_SOURCE PASSAGE_.
United States District Court, D. Connecticut

March 30, 2016

UNITED STATES,
v.
OSCAR VALENTIN, et al., Defendants.

MEMORANDUM OF DECISION

VANESSA L. BRYANT, UNITED STATES DISTRICT JUDGE.

Nestor Pagan moves to dismiss Counts One, Two, and Three, arguing that the Government violated his due process rights because it collected only select portions of 360 hours of private surveillance video from the Huntington Street apartment complex on September 11, 12, and 13. ECF No. 81-1. Alternatively, Pagan seeks to preclude the Government from introducing the extant video under the rule of completeness. Id. For the following reasons, the Court DENIES the motion to dismiss or preclude.

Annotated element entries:
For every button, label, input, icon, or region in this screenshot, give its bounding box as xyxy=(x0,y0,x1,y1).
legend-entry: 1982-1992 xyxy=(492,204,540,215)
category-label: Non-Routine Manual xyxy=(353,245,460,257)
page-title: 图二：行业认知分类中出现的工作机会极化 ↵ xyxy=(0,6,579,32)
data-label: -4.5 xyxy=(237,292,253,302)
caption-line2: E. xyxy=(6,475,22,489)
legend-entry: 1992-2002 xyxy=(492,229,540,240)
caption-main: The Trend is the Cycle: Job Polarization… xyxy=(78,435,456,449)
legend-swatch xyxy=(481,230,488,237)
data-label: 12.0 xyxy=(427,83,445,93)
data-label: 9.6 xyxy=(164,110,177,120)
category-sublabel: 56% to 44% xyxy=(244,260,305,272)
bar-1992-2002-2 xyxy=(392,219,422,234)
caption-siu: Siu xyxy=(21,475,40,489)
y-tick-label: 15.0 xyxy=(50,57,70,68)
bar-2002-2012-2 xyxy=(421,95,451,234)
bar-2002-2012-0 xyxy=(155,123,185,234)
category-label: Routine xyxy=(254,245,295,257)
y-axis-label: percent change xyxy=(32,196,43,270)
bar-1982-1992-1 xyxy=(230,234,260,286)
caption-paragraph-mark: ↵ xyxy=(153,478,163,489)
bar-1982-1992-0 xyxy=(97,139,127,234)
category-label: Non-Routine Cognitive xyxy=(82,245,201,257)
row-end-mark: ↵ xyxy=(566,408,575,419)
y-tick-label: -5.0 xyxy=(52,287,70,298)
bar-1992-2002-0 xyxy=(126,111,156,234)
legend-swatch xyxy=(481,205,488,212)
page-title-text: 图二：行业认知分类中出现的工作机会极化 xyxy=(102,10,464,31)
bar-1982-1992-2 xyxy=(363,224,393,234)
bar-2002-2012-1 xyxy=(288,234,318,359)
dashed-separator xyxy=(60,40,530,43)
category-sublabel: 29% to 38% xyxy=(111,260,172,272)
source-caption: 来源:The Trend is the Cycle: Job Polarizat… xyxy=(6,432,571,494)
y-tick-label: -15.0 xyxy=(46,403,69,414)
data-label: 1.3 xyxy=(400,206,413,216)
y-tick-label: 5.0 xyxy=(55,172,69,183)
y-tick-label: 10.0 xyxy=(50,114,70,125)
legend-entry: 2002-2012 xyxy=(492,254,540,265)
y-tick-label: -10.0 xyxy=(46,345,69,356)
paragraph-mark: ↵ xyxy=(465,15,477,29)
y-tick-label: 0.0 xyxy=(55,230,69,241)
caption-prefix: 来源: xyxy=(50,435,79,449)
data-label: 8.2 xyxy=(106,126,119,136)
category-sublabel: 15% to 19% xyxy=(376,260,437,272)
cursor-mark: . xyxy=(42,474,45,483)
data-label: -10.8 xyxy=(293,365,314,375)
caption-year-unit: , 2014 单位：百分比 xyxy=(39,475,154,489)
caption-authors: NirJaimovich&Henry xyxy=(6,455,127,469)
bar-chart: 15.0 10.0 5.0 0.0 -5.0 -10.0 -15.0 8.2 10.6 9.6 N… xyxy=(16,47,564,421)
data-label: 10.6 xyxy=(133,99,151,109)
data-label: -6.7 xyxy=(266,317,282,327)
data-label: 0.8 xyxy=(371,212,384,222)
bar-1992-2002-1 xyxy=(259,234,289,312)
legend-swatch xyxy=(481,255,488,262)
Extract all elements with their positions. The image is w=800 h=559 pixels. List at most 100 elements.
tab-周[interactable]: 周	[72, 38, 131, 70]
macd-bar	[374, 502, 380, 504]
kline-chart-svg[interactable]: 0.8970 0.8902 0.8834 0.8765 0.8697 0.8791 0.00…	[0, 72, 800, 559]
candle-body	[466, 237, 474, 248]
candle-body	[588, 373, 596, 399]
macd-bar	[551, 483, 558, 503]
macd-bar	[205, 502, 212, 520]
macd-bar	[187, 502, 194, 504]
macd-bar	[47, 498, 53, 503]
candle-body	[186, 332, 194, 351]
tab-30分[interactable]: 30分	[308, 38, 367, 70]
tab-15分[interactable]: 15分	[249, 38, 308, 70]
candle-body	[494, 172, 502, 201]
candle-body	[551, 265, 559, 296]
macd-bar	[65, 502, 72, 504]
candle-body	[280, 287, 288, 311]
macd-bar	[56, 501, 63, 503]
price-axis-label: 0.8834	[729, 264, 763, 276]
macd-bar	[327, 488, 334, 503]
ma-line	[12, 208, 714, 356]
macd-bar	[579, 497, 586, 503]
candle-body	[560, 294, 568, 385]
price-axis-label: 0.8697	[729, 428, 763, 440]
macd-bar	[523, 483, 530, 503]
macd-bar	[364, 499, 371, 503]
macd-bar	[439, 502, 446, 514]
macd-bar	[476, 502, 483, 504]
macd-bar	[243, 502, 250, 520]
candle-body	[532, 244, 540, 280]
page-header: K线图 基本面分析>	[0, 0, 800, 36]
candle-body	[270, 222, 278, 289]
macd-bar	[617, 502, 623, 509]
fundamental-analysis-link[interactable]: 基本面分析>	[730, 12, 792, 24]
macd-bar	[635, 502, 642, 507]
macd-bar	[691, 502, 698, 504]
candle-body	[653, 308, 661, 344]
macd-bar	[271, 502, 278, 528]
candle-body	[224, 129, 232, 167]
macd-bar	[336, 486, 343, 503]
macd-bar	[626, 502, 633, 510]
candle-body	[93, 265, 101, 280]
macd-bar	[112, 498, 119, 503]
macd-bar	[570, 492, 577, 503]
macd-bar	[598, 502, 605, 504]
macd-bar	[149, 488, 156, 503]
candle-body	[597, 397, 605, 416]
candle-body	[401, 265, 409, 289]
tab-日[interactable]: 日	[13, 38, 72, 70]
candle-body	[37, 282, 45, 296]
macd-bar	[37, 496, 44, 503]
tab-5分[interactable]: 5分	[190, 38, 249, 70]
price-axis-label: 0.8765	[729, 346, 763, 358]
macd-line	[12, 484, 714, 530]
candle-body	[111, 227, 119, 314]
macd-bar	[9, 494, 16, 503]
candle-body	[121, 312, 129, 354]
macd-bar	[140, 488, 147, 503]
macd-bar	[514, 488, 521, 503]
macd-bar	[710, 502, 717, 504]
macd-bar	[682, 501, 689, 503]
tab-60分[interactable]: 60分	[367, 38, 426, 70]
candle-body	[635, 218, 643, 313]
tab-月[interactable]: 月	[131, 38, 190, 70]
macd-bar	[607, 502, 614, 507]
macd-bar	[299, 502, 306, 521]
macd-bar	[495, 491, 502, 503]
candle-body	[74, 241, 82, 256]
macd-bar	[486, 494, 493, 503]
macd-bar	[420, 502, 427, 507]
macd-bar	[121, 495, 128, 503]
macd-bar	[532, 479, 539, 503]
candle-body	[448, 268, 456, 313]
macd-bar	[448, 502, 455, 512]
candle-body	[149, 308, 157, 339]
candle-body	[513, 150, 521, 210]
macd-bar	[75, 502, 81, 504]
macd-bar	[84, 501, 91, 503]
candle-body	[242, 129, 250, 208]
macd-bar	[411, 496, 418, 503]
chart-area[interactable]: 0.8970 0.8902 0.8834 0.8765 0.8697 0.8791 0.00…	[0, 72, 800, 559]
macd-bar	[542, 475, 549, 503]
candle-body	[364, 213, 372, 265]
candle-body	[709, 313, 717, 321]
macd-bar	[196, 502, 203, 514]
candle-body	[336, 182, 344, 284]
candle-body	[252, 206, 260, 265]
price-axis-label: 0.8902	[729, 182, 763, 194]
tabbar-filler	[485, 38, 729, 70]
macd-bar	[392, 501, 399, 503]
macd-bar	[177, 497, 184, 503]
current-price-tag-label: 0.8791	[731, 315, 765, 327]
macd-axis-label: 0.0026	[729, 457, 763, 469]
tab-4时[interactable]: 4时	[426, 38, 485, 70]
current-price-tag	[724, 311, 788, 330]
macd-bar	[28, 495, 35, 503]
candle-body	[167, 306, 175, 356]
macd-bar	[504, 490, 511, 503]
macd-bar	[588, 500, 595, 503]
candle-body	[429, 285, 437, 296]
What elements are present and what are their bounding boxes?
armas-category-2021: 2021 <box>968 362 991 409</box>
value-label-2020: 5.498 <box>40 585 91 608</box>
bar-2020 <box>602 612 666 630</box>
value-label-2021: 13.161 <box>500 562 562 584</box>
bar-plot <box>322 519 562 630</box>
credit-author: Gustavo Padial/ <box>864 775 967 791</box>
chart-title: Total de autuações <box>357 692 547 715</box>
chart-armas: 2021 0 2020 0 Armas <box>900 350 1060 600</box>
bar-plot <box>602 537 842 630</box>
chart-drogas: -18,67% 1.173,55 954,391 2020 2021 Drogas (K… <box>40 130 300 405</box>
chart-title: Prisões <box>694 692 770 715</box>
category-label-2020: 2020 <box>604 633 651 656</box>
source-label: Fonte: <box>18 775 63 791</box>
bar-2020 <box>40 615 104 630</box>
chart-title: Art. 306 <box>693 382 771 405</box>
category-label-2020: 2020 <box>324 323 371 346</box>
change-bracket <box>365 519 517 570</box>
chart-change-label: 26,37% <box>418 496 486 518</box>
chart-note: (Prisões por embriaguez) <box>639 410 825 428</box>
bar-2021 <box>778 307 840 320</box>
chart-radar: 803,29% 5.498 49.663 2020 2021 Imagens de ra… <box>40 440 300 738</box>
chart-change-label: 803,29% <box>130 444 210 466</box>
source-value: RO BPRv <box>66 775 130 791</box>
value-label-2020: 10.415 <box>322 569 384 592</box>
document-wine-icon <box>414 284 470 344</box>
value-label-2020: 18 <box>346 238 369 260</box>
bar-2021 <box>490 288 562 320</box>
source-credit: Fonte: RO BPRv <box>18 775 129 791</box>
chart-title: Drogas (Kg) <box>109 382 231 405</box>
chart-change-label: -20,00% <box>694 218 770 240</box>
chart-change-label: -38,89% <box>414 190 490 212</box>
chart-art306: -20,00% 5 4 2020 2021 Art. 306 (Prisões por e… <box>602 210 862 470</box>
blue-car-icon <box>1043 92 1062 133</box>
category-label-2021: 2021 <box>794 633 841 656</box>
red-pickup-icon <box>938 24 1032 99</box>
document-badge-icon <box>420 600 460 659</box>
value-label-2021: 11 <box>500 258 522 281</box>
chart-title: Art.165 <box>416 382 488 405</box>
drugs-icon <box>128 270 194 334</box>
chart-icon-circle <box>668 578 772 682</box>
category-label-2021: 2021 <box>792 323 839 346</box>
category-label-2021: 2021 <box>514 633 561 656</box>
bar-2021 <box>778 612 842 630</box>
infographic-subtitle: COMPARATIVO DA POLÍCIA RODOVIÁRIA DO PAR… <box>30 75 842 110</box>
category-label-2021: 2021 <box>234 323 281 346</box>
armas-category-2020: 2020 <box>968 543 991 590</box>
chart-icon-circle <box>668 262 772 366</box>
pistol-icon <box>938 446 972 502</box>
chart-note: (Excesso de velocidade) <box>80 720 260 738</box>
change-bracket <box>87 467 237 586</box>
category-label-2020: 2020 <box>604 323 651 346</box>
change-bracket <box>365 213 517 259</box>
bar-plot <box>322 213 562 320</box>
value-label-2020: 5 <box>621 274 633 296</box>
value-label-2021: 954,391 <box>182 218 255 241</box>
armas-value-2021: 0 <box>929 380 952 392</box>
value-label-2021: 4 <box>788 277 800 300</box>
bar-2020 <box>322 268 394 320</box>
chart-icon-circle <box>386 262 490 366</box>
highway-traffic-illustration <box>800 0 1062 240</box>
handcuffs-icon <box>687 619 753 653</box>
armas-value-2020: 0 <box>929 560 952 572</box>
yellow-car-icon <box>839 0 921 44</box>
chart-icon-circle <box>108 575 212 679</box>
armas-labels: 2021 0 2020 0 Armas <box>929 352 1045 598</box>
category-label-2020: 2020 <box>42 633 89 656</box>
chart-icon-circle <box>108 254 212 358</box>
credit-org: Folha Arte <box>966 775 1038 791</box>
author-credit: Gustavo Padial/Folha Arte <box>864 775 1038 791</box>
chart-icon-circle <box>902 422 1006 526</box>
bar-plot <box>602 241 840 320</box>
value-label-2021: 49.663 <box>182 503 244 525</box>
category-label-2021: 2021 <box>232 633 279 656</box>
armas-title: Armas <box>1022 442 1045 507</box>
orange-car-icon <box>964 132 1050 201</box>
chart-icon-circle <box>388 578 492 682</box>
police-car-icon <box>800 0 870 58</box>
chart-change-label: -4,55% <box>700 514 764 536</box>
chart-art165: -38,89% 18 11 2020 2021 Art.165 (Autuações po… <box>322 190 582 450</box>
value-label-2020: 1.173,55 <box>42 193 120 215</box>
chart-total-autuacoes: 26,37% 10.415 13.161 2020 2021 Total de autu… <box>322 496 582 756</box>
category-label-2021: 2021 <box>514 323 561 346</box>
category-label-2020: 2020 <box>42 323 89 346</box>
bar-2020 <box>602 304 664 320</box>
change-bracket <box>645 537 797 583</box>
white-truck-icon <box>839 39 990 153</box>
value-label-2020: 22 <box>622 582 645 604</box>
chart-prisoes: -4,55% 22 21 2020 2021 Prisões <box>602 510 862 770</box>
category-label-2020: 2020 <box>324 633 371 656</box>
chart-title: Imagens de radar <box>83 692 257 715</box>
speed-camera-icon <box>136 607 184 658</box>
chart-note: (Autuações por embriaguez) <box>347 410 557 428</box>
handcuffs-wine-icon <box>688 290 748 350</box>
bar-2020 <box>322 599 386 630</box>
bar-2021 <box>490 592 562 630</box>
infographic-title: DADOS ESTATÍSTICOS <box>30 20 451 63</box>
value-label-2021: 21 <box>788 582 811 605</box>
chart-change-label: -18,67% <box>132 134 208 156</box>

_GIVEN EXERCISE_.
Copy the court decision from "OSCAR VALENTIN, et" up to and including "dismiss or preclude.", swapping "Government" for "prosecution".

_PROBLEM SOLUTION_.
OSCAR VALENTIN, et al., Defendants.

MEMORANDUM OF DECISION

VANESSA L. BRYANT, UNITED STATES DISTRICT JUDGE.

Nestor Pagan moves to dismiss Counts One, Two, and Three, arguing that the prosecution violated his due process rights because it collected only select portions of 360 hours of private surveillance video from the Huntington Street apartment complex on September 11, 12, and 13. ECF No. 81-1. Alternatively, Pagan seeks to preclude the prosecution from introducing the extant video under the rule of completeness. Id. For the following reasons, the Court DENIES the motion to dismiss or preclude.